■ DATA ■
□ □ □ □ □ □ □

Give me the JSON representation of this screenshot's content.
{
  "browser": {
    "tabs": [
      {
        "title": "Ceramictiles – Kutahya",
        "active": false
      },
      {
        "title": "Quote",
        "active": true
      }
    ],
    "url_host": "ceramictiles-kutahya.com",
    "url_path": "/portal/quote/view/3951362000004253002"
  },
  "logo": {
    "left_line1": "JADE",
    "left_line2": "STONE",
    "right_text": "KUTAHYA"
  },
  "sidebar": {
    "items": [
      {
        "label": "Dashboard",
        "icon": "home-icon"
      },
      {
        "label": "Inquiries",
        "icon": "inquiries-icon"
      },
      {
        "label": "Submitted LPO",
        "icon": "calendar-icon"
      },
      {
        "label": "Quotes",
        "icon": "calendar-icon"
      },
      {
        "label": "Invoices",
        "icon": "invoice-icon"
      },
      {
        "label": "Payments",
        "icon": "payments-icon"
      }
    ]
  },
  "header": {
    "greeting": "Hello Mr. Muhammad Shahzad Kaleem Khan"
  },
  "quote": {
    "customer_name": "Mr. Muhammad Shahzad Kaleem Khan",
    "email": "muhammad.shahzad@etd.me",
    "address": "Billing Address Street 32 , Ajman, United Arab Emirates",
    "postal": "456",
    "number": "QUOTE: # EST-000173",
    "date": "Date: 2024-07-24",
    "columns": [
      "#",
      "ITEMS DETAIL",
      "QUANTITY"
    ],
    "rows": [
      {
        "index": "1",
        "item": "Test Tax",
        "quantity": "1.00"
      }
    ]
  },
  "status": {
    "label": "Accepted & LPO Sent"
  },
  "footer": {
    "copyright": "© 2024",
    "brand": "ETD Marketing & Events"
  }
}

□ □ □ □ □ □ □

■ GOAL OF THE EXERCISE ■
Please repeat the material above, word for word and in full.

■ ANSWER BELOW ■
Give me the JSON representation of this screenshot's content.
{
  "browser": {
    "tabs": [
      {
        "title": "Ceramictiles – Kutahya",
        "active": false
      },
      {
        "title": "Quote",
        "active": true
      }
    ],
    "url_host": "ceramictiles-kutahya.com",
    "url_path": "/portal/quote/view/3951362000004253002"
  },
  "logo": {
    "left_line1": "JADE",
    "left_line2": "STONE",
    "right_text": "KUTAHYA"
  },
  "sidebar": {
    "items": [
      {
        "label": "Dashboard",
        "icon": "home-icon"
      },
      {
        "label": "Inquiries",
        "icon": "inquiries-icon"
      },
      {
        "label": "Submitted LPO",
        "icon": "calendar-icon"
      },
      {
        "label": "Quotes",
        "icon": "calendar-icon"
      },
      {
        "label": "Invoices",
        "icon": "invoice-icon"
      },
      {
        "label": "Payments",
        "icon": "payments-icon"
      }
    ]
  },
  "header": {
    "greeting": "Hello Mr. Muhammad Shahzad Kaleem Khan"
  },
  "quote": {
    "customer_name": "Mr. Muhammad Shahzad Kaleem Khan",
    "email": "muhammad.shahzad@etd.me",
    "address": "Billing Address Street 32 , Ajman, United Arab Emirates",
    "postal": "456",
    "number": "QUOTE: # EST-000173",
    "date": "Date: 2024-07-24",
    "columns": [
      "#",
      "ITEMS DETAIL",
      "QUANTITY"
    ],
    "rows": [
      {
        "index": "1",
        "item": "Test Tax",
        "quantity": "1.00"
      }
    ]
  },
  "status": {
    "label": "Accepted & LPO Sent"
  },
  "footer": {
    "copyright": "© 2024",
    "brand": "ETD Marketing & Events"
  }
}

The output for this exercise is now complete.